**CHALLENGE**
Your task is to print all of the data word for word.

Data entries
========

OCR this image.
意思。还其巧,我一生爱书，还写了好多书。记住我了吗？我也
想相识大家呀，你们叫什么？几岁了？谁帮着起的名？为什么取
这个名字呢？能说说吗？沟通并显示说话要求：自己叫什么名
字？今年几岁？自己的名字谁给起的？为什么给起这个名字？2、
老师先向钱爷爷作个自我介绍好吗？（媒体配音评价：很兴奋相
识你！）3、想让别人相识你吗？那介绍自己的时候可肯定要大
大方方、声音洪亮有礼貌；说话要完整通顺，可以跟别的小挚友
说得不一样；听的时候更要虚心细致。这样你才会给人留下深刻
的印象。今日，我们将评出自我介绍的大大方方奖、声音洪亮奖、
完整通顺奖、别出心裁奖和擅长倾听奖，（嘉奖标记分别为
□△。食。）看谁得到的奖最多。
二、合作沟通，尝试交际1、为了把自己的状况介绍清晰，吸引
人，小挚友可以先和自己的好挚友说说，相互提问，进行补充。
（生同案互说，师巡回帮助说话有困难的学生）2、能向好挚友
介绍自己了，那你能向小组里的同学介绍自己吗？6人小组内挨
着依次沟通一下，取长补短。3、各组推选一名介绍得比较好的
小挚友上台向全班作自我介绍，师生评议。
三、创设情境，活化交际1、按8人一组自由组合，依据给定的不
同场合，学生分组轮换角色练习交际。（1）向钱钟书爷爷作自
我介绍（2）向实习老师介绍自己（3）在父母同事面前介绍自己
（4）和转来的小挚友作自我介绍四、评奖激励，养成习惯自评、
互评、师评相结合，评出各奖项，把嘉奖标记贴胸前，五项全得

========

**SOLVED EXERCISE**
OCR this image.
意思。还其巧,我一生爱书，还写了好多书。记住我了吗？我也
想相识大家呀，你们叫什么？几岁了？谁帮着起的名？为什么取
这个名字呢？能说说吗？沟通并显示说话要求：自己叫什么名
字？今年几岁？自己的名字谁给起的？为什么给起这个名字？2、
老师先向钱爷爷作个自我介绍好吗？（媒体配音评价：很兴奋相
识你！）3、想让别人相识你吗？那介绍自己的时候可肯定要大
大方方、声音洪亮有礼貌；说话要完整通顺，可以跟别的小挚友
说得不一样；听的时候更要虚心细致。这样你才会给人留下深刻
的印象。今日，我们将评出自我介绍的大大方方奖、声音洪亮奖、
完整通顺奖、别出心裁奖和擅长倾听奖，（嘉奖标记分别为
□△。食。）看谁得到的奖最多。
二、合作沟通，尝试交际1、为了把自己的状况介绍清晰，吸引
人，小挚友可以先和自己的好挚友说说，相互提问，进行补充。
（生同案互说，师巡回帮助说话有困难的学生）2、能向好挚友
介绍自己了，那你能向小组里的同学介绍自己吗？6人小组内挨
着依次沟通一下，取长补短。3、各组推选一名介绍得比较好的
小挚友上台向全班作自我介绍，师生评议。
三、创设情境，活化交际1、按8人一组自由组合，依据给定的不
同场合，学生分组轮换角色练习交际。（1）向钱钟书爷爷作自
我介绍（2）向实习老师介绍自己（3）在父母同事面前介绍自己
（4）和转来的小挚友作自我介绍四、评奖激励，养成习惯自评、
互评、师评相结合，评出各奖项，把嘉奖标记贴胸前，五项全得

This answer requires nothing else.